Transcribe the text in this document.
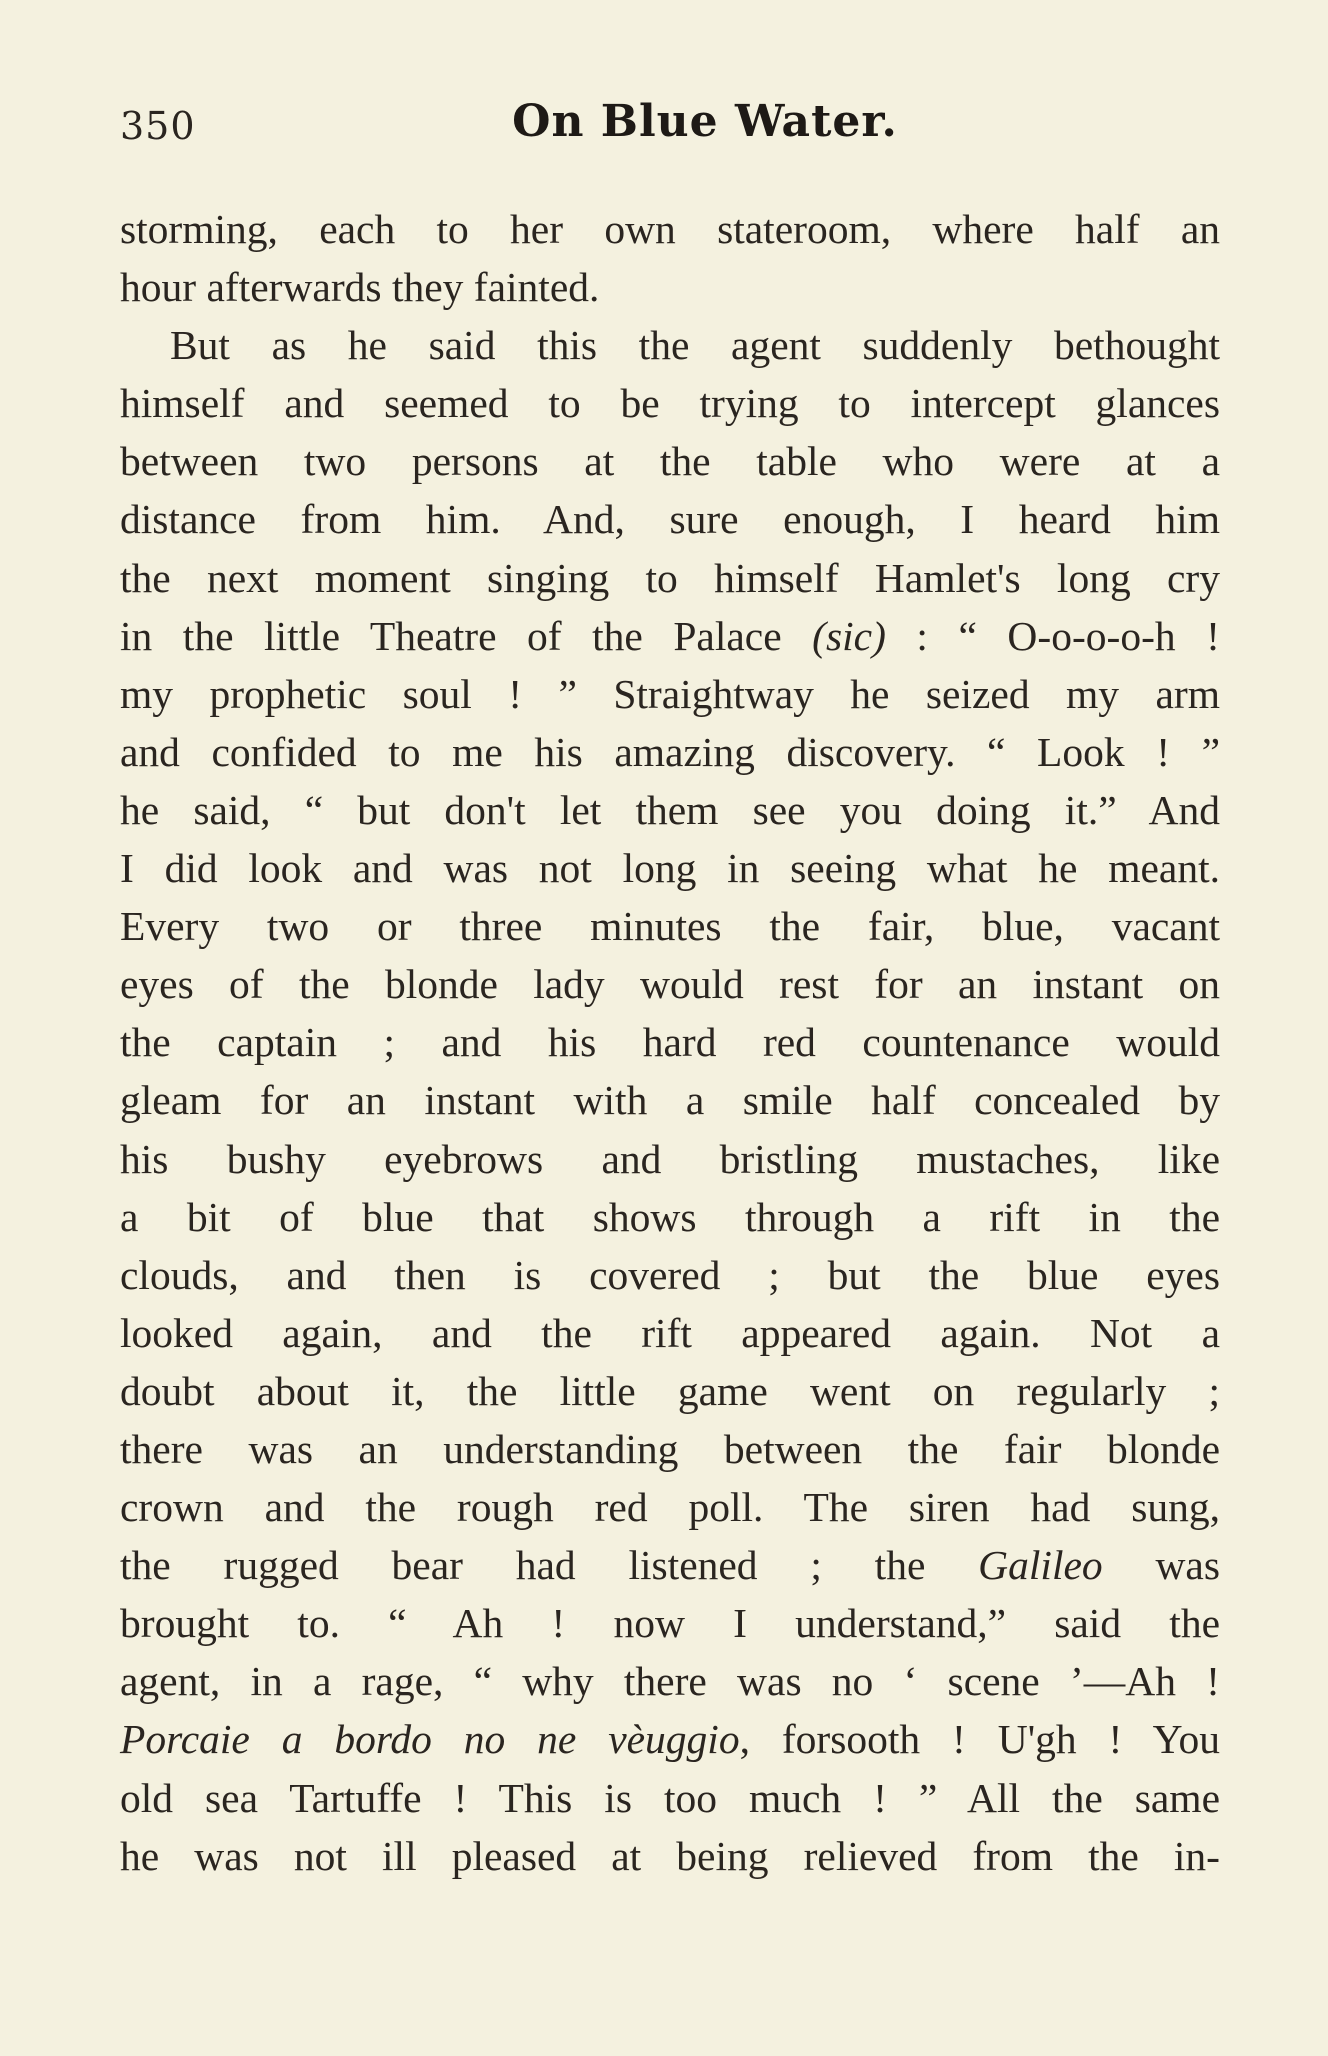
350	On Blue Water.
storming, each to her own stateroom, where half an
hour afterwards they fainted.
But as he said this the agent suddenly bethought
himself and seemed to be trying to intercept glances
between two persons at the table who were at a
distance from him. And, sure enough, I heard him
the next moment singing to himself Hamlet's long cry
in the little Theatre of the Palace (sic) : “ O-o-o-o-h !
my prophetic soul ! ” Straightway he seized my arm
and confided to me his amazing discovery. “ Look ! ”
he said, “ but don't let them see you doing it.” And
I did look and was not long in seeing what he meant.
Every two or three minutes the fair, blue, vacant
eyes of the blonde lady would rest for an instant on
the captain ; and his hard red countenance would
gleam for an instant with a smile half concealed by
his bushy eyebrows and bristling mustaches, like
a bit of blue that shows through a rift in the
clouds, and then is covered ; but the blue eyes
looked again, and the rift appeared again. Not a
doubt about it, the little game went on regularly ;
there was an understanding between the fair blonde
crown and the rough red poll. The siren had sung,
the rugged bear had listened ; the Galileo was
brought to. “ Ah ! now I understand,” said the
agent, in a rage, “ why there was no ‘ scene ’—Ah !
Porcaie a bordo no ne vèuggio, forsooth ! U'gh ! You
old sea Tartuffe ! This is too much ! ” All the same
he was not ill pleased at being relieved from the in-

====================

● Task to complete:
Leave out the pictures and give the rest of the records again exactly.

● Correct output:
Transcribe the text in this document.
350	On Blue Water.
storming, each to her own stateroom, where half an
hour afterwards they fainted.
But as he said this the agent suddenly bethought
himself and seemed to be trying to intercept glances
between two persons at the table who were at a
distance from him. And, sure enough, I heard him
the next moment singing to himself Hamlet's long cry
in the little Theatre of the Palace (sic) : “ O-o-o-o-h !
my prophetic soul ! ” Straightway he seized my arm
and confided to me his amazing discovery. “ Look ! ”
he said, “ but don't let them see you doing it.” And
I did look and was not long in seeing what he meant.
Every two or three minutes the fair, blue, vacant
eyes of the blonde lady would rest for an instant on
the captain ; and his hard red countenance would
gleam for an instant with a smile half concealed by
his bushy eyebrows and bristling mustaches, like
a bit of blue that shows through a rift in the
clouds, and then is covered ; but the blue eyes
looked again, and the rift appeared again. Not a
doubt about it, the little game went on regularly ;
there was an understanding between the fair blonde
crown and the rough red poll. The siren had sung,
the rugged bear had listened ; the Galileo was
brought to. “ Ah ! now I understand,” said the
agent, in a rage, “ why there was no ‘ scene ’—Ah !
Porcaie a bordo no ne vèuggio, forsooth ! U'gh ! You
old sea Tartuffe ! This is too much ! ” All the same
he was not ill pleased at being relieved from the in-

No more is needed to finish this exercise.